Problem :: Where a line contains the word "Market", copy that line.
⟨
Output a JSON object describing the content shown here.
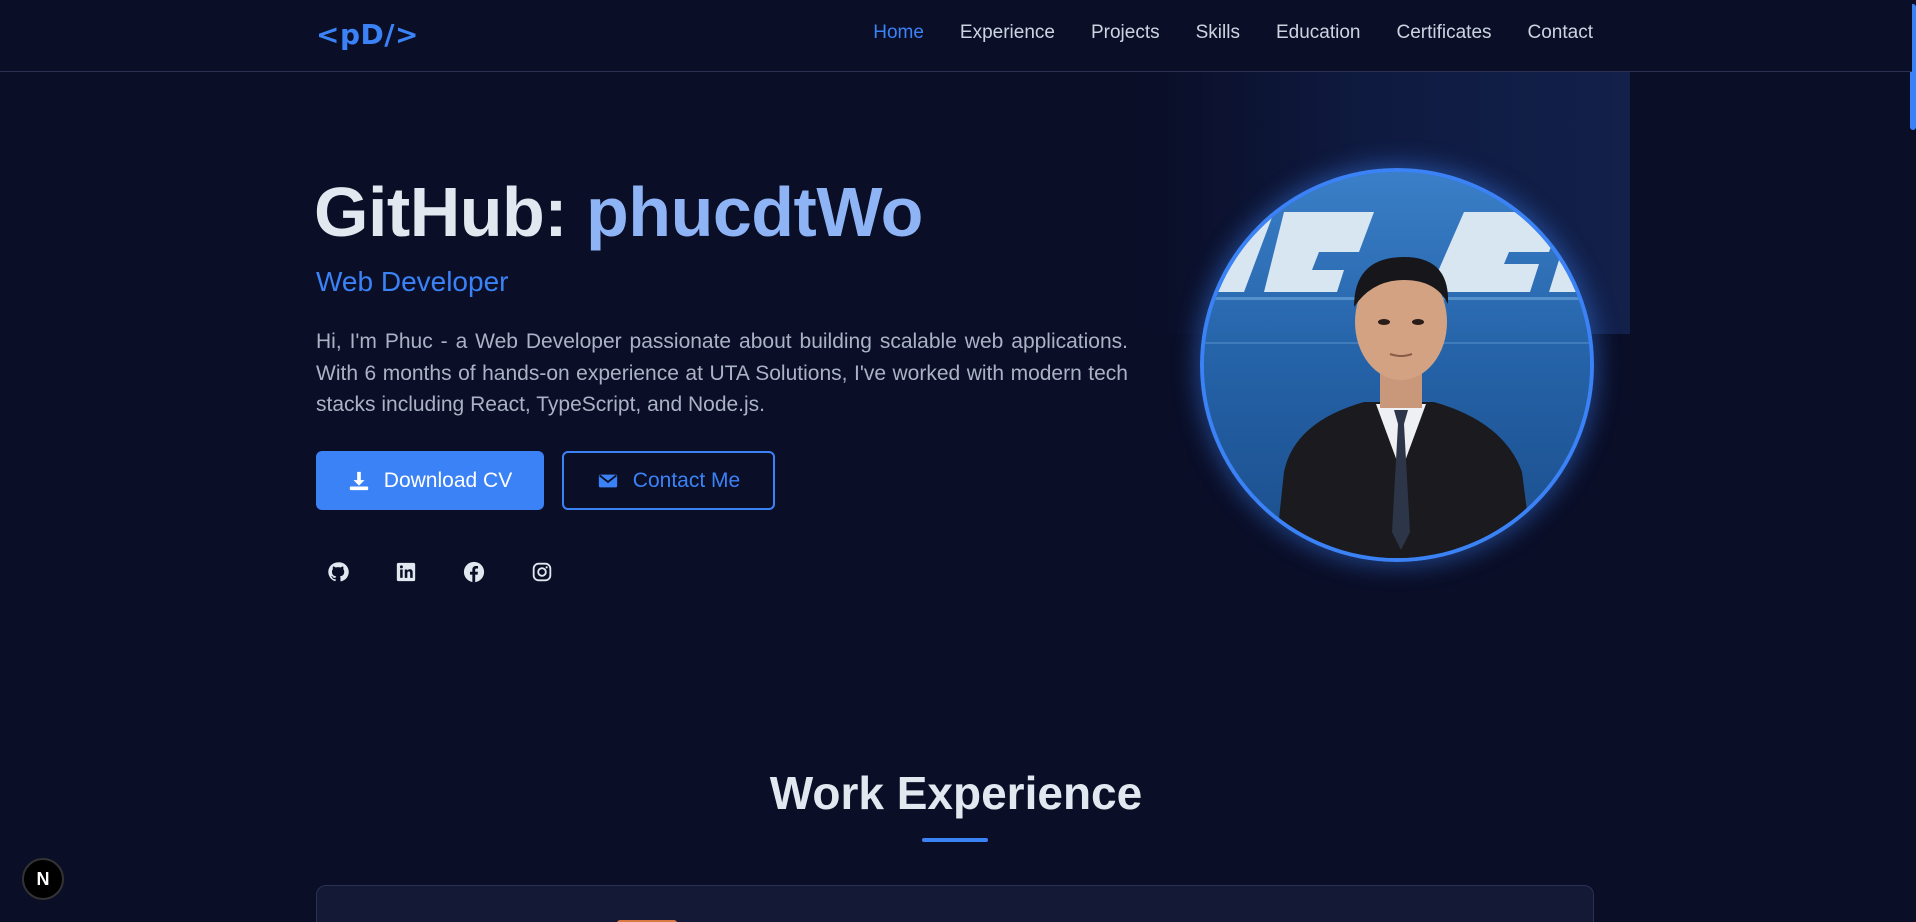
{
  "nav": {
    "logo": "<pD/>",
    "links": [
      {
        "label": "Home",
        "active": true
      },
      {
        "label": "Experience",
        "active": false
      },
      {
        "label": "Projects",
        "active": false
      },
      {
        "label": "Skills",
        "active": false
      },
      {
        "label": "Education",
        "active": false
      },
      {
        "label": "Certificates",
        "active": false
      },
      {
        "label": "Contact",
        "active": false
      }
    ]
  },
  "hero": {
    "title_prefix": "GitHub: ",
    "title_accent": "phucdtWo",
    "subtitle": "Web Developer",
    "description": "Hi, I'm Phuc - a Web Developer passionate about building scalable web applications. With 6 months of hands-on experience at UTA Solutions, I've worked with modern tech stacks including React, TypeScript, and Node.js.",
    "buttons": {
      "download_cv": "Download CV",
      "contact_me": "Contact Me"
    },
    "socials": [
      "github-icon",
      "linkedin-icon",
      "facebook-icon",
      "instagram-icon"
    ]
  },
  "section": {
    "title": "Work Experience"
  },
  "dev_badge": "N",
  "colors": {
    "background": "#0a0e27",
    "accent": "#3b82f6",
    "title_accent": "#8fb4f5",
    "text_muted": "#aab3c5"
  }
}
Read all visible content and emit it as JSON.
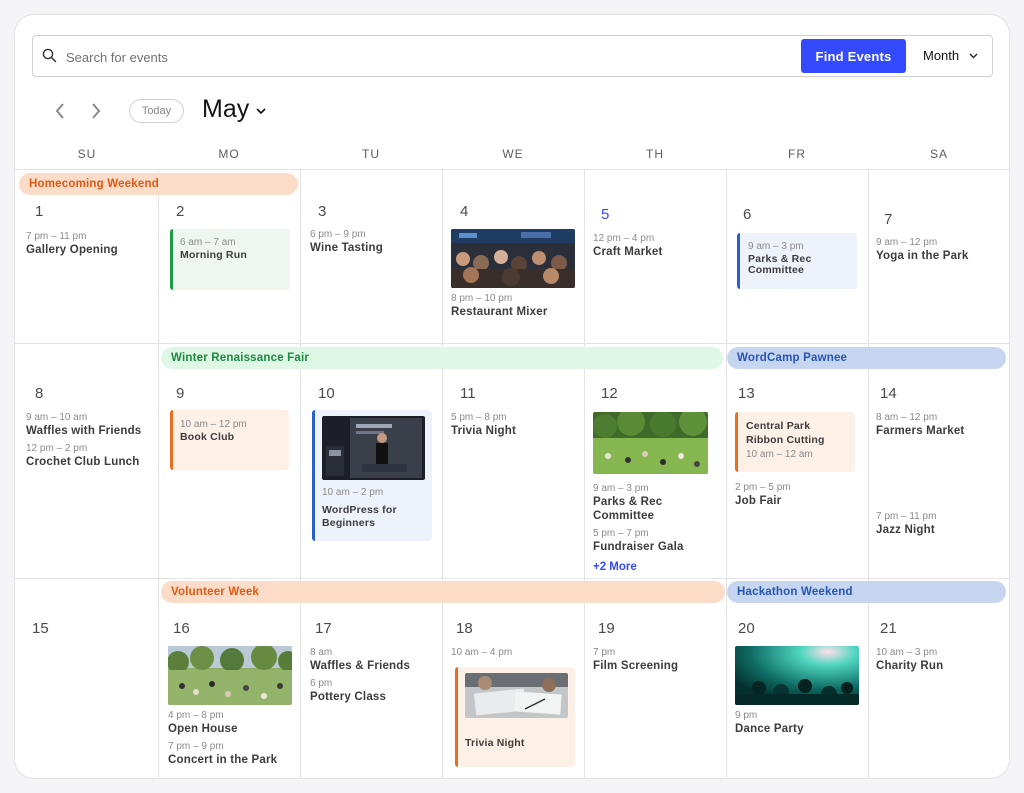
{
  "search": {
    "placeholder": "Search for events",
    "button": "Find Events",
    "view": "Month"
  },
  "nav": {
    "today": "Today",
    "month": "May"
  },
  "weekdays": [
    "SU",
    "MO",
    "TU",
    "WE",
    "TH",
    "FR",
    "SA"
  ],
  "bands": {
    "homecoming": "Homecoming Weekend",
    "winter_fair": "Winter Renaissance Fair",
    "wordcamp": "WordCamp Pawnee",
    "volunteer": "Volunteer Week",
    "hackathon": "Hackathon Weekend"
  },
  "days": {
    "d1": {
      "num": "1",
      "e1_time": "7 pm – 11 pm",
      "e1_title": "Gallery Opening"
    },
    "d2": {
      "num": "2",
      "e1_time": "6 am – 7 am",
      "e1_title": "Morning Run"
    },
    "d3": {
      "num": "3",
      "e1_time": "6 pm – 9 pm",
      "e1_title": "Wine Tasting"
    },
    "d4": {
      "num": "4",
      "e1_time": "8 pm – 10 pm",
      "e1_title": "Restaurant Mixer"
    },
    "d5": {
      "num": "5",
      "e1_time": "12 pm – 4 pm",
      "e1_title": "Craft Market"
    },
    "d6": {
      "num": "6",
      "e1_time": "9 am – 3 pm",
      "e1_title_1": "Parks & Rec",
      "e1_title_2": "Committee"
    },
    "d7": {
      "num": "7",
      "e1_time": "9 am – 12 pm",
      "e1_title": "Yoga in the Park"
    },
    "d8": {
      "num": "8",
      "e1_time": "9 am – 10 am",
      "e1_title": "Waffles with Friends",
      "e2_time": "12 pm – 2 pm",
      "e2_title": "Crochet Club Lunch"
    },
    "d9": {
      "num": "9",
      "e1_time": "10 am – 12 pm",
      "e1_title": "Book Club"
    },
    "d10": {
      "num": "10",
      "e1_time": "10 am – 2 pm",
      "e1_title_1": "WordPress for",
      "e1_title_2": "Beginners"
    },
    "d11": {
      "num": "11",
      "e1_time": "5 pm – 8 pm",
      "e1_title": "Trivia Night"
    },
    "d12": {
      "num": "12",
      "e1_time": "9 am – 3 pm",
      "e1_title_1": "Parks & Rec",
      "e1_title_2": "Committee",
      "e2_time": "5 pm – 7 pm",
      "e2_title": "Fundraiser Gala",
      "more": "+2 More"
    },
    "d13": {
      "num": "13",
      "e1_title_1": "Central Park",
      "e1_title_2": "Ribbon Cutting",
      "e1_time": "10 am – 12 am",
      "e2_time": "2 pm – 5 pm",
      "e2_title": "Job Fair"
    },
    "d14": {
      "num": "14",
      "e1_time": "8 am – 12 pm",
      "e1_title": "Farmers Market",
      "e2_time": "7 pm – 11 pm",
      "e2_title": "Jazz Night"
    },
    "d15": {
      "num": "15"
    },
    "d16": {
      "num": "16",
      "e1_time": "4 pm – 8 pm",
      "e1_title": "Open House",
      "e2_time": "7 pm – 9 pm",
      "e2_title": "Concert in the Park"
    },
    "d17": {
      "num": "17",
      "e1_time": "8 am",
      "e1_title": "Waffles & Friends",
      "e2_time": "6 pm",
      "e2_title": "Pottery Class"
    },
    "d18": {
      "num": "18",
      "e1_time": "10 am – 4 pm",
      "e1_title": "Trivia Night"
    },
    "d19": {
      "num": "19",
      "e1_time": "7 pm",
      "e1_title": "Film Screening"
    },
    "d20": {
      "num": "20",
      "e1_time": "9 pm",
      "e1_title": "Dance Party"
    },
    "d21": {
      "num": "21",
      "e1_time": "10 am – 3 pm",
      "e1_title": "Charity Run"
    }
  },
  "colors": {
    "accent": "#334aff",
    "green": "#1e9b44",
    "orange": "#e96e24",
    "blue": "#2d5fc9"
  }
}
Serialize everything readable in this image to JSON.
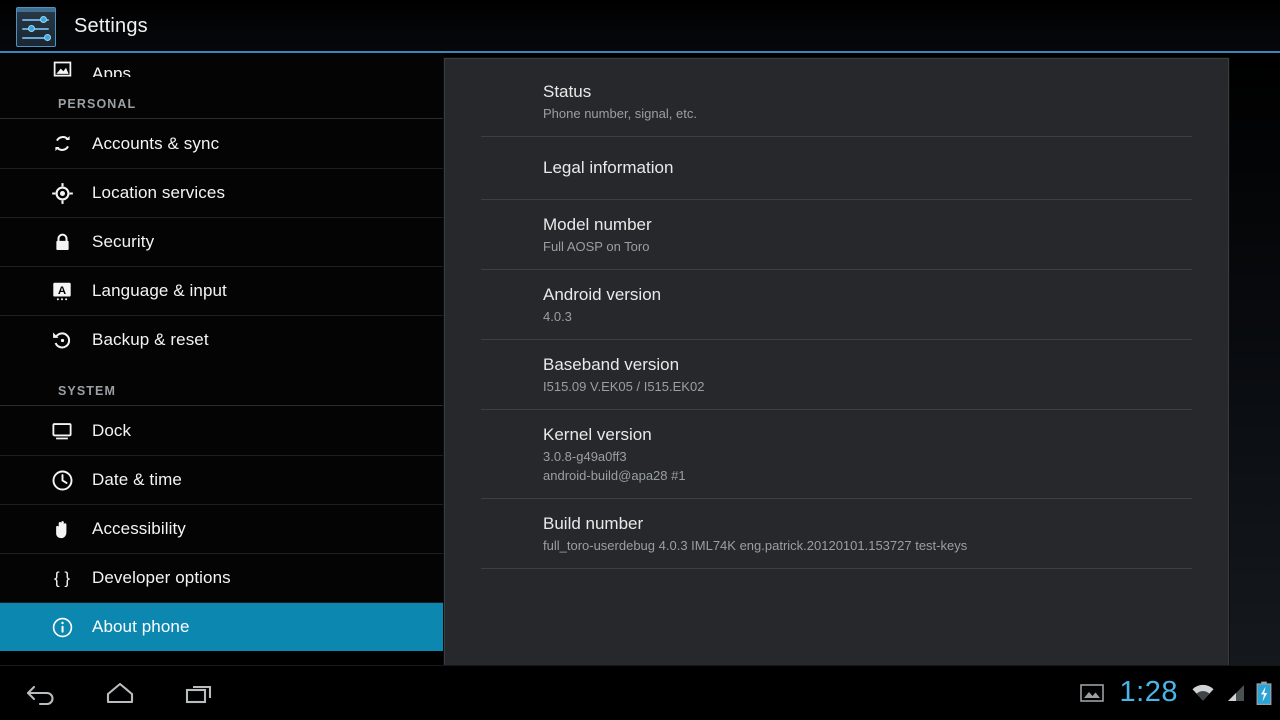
{
  "app": {
    "title": "Settings",
    "icon": "settings-sliders-icon",
    "accent_color": "#0c87b0",
    "divider_color": "#3b86b5"
  },
  "sidebar": {
    "clipped_top_item": {
      "label": "Apps",
      "icon": "apps-icon"
    },
    "sections": [
      {
        "header": "PERSONAL",
        "items": [
          {
            "label": "Accounts & sync",
            "icon": "sync-icon",
            "selected": false
          },
          {
            "label": "Location services",
            "icon": "location-crosshair-icon",
            "selected": false
          },
          {
            "label": "Security",
            "icon": "lock-icon",
            "selected": false
          },
          {
            "label": "Language & input",
            "icon": "letter-a-keyboard-icon",
            "selected": false
          },
          {
            "label": "Backup & reset",
            "icon": "backup-restore-icon",
            "selected": false
          }
        ]
      },
      {
        "header": "SYSTEM",
        "items": [
          {
            "label": "Dock",
            "icon": "monitor-dock-icon",
            "selected": false
          },
          {
            "label": "Date & time",
            "icon": "clock-icon",
            "selected": false
          },
          {
            "label": "Accessibility",
            "icon": "hand-icon",
            "selected": false
          },
          {
            "label": "Developer options",
            "icon": "braces-icon",
            "selected": false
          },
          {
            "label": "About phone",
            "icon": "info-circle-icon",
            "selected": true
          }
        ]
      }
    ]
  },
  "content": {
    "preferences": [
      {
        "title": "Status",
        "summary": "Phone number, signal, etc.",
        "summary2": ""
      },
      {
        "title": "Legal information",
        "summary": "",
        "summary2": ""
      },
      {
        "title": "Model number",
        "summary": "Full AOSP on Toro",
        "summary2": ""
      },
      {
        "title": "Android version",
        "summary": "4.0.3",
        "summary2": ""
      },
      {
        "title": "Baseband version",
        "summary": "I515.09 V.EK05 / I515.EK02",
        "summary2": ""
      },
      {
        "title": "Kernel version",
        "summary": "3.0.8-g49a0ff3",
        "summary2": "android-build@apa28 #1"
      },
      {
        "title": "Build number",
        "summary": "full_toro-userdebug 4.0.3 IML74K eng.patrick.20120101.153727 test-keys",
        "summary2": ""
      }
    ]
  },
  "systembar": {
    "nav": [
      {
        "name": "back",
        "icon": "back-arrow-icon"
      },
      {
        "name": "home",
        "icon": "home-icon"
      },
      {
        "name": "recents",
        "icon": "recent-apps-icon"
      }
    ],
    "status": {
      "screenshot_icon": "image-screenshot-icon",
      "clock": "1:28",
      "clock_color": "#49b5e8",
      "wifi_icon": "wifi-icon",
      "signal_icon": "cell-signal-icon",
      "battery_icon": "battery-charging-icon"
    }
  }
}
⟩
Answer to this exercise ::
      "e1_title": "Craft Market"
      "e1_title": "Farmers Market",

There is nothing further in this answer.